▶ _Required work_: Copy each line that contains the word "Hovmöller".

▶ _Extracted entries_:
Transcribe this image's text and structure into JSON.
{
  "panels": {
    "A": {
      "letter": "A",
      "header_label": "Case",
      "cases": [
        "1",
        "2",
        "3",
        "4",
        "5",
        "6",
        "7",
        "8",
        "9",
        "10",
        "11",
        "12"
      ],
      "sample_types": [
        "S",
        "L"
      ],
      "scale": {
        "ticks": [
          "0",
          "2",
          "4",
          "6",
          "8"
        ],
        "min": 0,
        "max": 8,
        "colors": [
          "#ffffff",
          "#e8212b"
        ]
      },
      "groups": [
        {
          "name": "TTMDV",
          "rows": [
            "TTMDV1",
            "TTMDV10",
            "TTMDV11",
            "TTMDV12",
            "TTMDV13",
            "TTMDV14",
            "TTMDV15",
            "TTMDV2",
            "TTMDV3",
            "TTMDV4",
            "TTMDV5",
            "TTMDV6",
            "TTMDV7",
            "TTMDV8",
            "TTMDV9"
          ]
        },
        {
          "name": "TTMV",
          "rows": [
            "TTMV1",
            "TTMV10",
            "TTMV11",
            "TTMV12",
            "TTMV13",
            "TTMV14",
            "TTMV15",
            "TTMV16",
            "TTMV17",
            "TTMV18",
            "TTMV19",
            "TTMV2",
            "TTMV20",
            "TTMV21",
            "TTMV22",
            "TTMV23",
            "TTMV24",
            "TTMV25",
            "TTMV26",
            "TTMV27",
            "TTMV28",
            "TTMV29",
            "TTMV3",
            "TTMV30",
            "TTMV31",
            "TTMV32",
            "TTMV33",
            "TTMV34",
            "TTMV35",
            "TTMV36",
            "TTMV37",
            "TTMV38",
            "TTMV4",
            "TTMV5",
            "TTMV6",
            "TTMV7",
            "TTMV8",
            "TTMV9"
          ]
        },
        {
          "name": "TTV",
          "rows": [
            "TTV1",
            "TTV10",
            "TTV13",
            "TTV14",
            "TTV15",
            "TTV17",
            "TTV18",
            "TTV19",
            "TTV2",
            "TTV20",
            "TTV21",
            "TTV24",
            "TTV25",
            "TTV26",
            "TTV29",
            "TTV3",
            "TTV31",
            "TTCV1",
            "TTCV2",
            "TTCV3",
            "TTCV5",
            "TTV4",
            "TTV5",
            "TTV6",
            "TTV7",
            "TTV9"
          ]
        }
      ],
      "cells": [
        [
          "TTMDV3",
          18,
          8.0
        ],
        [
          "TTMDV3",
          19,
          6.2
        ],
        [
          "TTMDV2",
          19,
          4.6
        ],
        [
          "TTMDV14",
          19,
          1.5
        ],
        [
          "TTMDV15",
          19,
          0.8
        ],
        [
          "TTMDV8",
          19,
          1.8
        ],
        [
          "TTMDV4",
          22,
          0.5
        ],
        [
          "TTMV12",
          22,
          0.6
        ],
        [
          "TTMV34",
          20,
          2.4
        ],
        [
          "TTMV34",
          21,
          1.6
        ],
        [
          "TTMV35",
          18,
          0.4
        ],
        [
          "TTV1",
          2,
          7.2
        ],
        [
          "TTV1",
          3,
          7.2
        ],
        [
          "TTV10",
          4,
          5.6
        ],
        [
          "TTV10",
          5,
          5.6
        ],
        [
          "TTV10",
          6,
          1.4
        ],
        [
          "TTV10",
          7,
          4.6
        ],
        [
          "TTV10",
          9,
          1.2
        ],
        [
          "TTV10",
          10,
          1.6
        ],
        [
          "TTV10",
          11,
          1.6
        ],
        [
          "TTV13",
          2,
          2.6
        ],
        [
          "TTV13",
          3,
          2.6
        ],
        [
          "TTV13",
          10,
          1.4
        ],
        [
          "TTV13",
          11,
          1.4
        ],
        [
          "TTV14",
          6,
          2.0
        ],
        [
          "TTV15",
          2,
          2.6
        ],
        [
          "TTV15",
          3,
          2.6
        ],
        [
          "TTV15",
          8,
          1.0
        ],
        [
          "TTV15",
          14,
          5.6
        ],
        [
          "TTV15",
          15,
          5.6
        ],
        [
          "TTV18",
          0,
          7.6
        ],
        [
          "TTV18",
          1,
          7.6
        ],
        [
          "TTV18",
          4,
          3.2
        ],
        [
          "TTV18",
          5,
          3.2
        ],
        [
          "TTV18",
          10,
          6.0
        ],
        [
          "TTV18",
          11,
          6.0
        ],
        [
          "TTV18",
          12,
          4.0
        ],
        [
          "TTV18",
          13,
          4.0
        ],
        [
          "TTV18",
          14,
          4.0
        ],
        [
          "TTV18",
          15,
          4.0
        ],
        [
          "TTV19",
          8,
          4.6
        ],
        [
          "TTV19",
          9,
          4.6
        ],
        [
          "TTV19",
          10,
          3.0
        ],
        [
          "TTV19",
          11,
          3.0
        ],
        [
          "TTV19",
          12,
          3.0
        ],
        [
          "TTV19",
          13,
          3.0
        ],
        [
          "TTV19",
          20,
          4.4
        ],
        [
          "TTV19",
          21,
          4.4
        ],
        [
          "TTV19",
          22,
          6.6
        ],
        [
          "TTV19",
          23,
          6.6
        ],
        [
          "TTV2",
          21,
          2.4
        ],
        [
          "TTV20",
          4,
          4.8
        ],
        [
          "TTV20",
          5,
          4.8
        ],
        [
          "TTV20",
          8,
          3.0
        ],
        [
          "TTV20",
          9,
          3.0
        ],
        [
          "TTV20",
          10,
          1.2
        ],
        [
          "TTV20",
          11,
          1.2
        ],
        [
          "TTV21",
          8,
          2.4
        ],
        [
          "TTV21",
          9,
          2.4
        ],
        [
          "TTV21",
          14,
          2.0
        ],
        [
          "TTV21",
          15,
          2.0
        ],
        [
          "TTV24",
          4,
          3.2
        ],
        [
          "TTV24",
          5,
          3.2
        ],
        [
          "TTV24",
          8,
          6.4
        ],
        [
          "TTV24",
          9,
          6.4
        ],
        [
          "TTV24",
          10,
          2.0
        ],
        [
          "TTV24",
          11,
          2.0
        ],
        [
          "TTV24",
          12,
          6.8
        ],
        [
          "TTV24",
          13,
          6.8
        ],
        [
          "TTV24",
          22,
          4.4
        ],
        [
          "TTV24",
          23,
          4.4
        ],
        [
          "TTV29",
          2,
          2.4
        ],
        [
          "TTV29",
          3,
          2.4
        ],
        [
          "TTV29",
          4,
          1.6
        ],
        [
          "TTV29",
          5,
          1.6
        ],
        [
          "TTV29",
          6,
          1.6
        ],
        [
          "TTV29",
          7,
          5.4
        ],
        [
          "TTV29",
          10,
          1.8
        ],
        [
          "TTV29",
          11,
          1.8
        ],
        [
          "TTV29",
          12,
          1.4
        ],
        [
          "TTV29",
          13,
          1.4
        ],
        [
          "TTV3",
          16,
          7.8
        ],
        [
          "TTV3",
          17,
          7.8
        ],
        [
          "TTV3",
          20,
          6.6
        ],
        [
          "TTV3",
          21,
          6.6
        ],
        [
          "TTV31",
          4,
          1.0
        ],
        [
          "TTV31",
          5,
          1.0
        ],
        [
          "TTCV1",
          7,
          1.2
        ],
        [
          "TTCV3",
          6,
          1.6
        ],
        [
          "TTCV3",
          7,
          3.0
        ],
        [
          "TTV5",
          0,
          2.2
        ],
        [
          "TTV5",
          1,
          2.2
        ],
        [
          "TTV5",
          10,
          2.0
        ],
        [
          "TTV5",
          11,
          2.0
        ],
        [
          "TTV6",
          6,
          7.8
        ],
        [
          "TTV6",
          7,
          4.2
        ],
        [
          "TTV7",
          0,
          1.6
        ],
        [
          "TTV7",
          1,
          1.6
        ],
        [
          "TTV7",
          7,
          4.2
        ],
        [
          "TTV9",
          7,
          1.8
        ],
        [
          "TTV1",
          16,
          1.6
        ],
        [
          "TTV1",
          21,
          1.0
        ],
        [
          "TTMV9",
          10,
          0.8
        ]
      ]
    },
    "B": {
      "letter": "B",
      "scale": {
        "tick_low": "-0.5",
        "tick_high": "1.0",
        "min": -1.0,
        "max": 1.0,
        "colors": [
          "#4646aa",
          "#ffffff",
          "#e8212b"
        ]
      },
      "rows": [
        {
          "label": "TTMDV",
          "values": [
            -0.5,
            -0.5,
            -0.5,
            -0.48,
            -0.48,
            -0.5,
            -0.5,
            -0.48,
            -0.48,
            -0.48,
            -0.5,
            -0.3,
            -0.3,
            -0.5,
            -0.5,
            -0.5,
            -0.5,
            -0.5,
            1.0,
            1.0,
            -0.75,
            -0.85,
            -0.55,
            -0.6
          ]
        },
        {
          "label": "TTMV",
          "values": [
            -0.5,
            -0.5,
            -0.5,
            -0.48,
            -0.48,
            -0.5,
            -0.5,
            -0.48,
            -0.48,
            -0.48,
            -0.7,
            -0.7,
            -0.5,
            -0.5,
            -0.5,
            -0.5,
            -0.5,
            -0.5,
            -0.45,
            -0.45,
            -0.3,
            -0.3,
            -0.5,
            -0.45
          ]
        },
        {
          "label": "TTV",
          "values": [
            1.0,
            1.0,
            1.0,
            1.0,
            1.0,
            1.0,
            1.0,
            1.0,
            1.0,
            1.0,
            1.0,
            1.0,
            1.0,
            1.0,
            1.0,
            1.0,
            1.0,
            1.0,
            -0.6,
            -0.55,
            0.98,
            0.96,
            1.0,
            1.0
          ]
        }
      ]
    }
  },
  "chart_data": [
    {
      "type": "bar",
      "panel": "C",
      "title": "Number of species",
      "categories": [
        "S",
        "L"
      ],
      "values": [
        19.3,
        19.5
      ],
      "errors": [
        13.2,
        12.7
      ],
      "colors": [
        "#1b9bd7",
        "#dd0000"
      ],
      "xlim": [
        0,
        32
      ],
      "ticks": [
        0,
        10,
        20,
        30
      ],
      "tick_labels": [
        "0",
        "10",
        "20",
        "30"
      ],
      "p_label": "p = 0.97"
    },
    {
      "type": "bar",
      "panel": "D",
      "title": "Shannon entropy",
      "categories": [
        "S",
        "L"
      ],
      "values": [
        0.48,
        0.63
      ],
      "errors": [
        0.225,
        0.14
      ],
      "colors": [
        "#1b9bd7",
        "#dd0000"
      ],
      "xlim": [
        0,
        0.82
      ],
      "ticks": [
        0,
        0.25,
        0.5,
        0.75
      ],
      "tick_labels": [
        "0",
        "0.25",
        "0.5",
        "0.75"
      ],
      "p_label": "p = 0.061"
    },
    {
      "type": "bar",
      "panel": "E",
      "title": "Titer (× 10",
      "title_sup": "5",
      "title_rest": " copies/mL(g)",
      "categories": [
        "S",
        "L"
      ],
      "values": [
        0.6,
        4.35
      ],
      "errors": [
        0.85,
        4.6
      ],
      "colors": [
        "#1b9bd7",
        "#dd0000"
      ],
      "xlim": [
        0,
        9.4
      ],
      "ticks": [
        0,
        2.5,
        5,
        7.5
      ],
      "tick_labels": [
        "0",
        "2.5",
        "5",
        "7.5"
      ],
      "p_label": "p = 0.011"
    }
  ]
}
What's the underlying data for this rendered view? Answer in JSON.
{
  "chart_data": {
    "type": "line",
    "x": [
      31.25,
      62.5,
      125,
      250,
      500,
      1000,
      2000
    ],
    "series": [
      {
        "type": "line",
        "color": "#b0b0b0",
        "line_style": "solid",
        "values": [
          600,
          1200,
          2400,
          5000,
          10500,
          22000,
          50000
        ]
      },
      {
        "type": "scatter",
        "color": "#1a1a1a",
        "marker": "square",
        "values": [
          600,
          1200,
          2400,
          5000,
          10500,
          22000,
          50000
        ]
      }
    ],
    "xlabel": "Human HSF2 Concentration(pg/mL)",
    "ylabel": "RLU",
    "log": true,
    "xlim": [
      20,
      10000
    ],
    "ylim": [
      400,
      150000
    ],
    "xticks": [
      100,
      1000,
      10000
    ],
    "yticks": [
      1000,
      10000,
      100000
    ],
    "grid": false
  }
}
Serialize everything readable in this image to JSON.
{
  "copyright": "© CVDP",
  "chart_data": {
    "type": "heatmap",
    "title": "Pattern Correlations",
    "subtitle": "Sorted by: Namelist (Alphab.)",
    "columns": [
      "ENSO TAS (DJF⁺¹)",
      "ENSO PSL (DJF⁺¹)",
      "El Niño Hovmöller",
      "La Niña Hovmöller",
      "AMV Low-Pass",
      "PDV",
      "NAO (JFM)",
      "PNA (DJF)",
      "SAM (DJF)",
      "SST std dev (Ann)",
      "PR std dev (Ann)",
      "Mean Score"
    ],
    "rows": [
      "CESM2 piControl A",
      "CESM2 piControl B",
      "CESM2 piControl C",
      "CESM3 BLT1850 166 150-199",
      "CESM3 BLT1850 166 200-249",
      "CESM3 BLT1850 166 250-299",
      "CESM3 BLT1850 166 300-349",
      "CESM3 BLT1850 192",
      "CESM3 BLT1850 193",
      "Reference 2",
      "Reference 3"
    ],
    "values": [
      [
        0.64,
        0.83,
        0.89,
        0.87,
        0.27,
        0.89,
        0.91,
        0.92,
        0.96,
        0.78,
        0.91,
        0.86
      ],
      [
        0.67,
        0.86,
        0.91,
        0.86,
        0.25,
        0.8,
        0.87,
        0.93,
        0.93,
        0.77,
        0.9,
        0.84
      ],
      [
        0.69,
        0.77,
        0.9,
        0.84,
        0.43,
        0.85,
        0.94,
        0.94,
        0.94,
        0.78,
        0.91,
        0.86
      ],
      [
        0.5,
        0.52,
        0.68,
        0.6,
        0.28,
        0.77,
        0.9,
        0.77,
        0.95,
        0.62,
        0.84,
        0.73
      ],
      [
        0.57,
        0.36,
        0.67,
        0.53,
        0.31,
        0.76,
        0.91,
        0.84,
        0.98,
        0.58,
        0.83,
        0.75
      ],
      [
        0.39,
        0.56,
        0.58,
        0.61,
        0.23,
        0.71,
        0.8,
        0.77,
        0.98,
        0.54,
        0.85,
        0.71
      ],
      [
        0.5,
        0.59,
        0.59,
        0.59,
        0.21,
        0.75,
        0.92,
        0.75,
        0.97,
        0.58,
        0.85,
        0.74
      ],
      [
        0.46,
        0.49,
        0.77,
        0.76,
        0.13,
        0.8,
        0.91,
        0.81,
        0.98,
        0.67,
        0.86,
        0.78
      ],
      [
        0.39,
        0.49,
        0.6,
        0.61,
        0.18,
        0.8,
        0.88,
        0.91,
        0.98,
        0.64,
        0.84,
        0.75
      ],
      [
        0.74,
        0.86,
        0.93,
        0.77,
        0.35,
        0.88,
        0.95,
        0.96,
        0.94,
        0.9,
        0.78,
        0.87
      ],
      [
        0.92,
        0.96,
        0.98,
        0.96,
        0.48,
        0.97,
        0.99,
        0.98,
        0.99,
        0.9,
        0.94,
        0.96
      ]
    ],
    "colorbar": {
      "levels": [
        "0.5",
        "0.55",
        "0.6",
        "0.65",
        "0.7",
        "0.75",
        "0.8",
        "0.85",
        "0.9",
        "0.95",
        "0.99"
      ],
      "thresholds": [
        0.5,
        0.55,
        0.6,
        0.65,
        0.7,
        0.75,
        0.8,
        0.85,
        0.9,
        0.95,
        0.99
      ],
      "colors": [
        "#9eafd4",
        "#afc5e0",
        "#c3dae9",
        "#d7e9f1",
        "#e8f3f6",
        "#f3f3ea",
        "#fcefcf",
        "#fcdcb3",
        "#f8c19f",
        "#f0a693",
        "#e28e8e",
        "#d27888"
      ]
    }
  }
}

▶ _Solution to the exercise_:
      "El Niño Hovmöller",
      "La Niña Hovmöller",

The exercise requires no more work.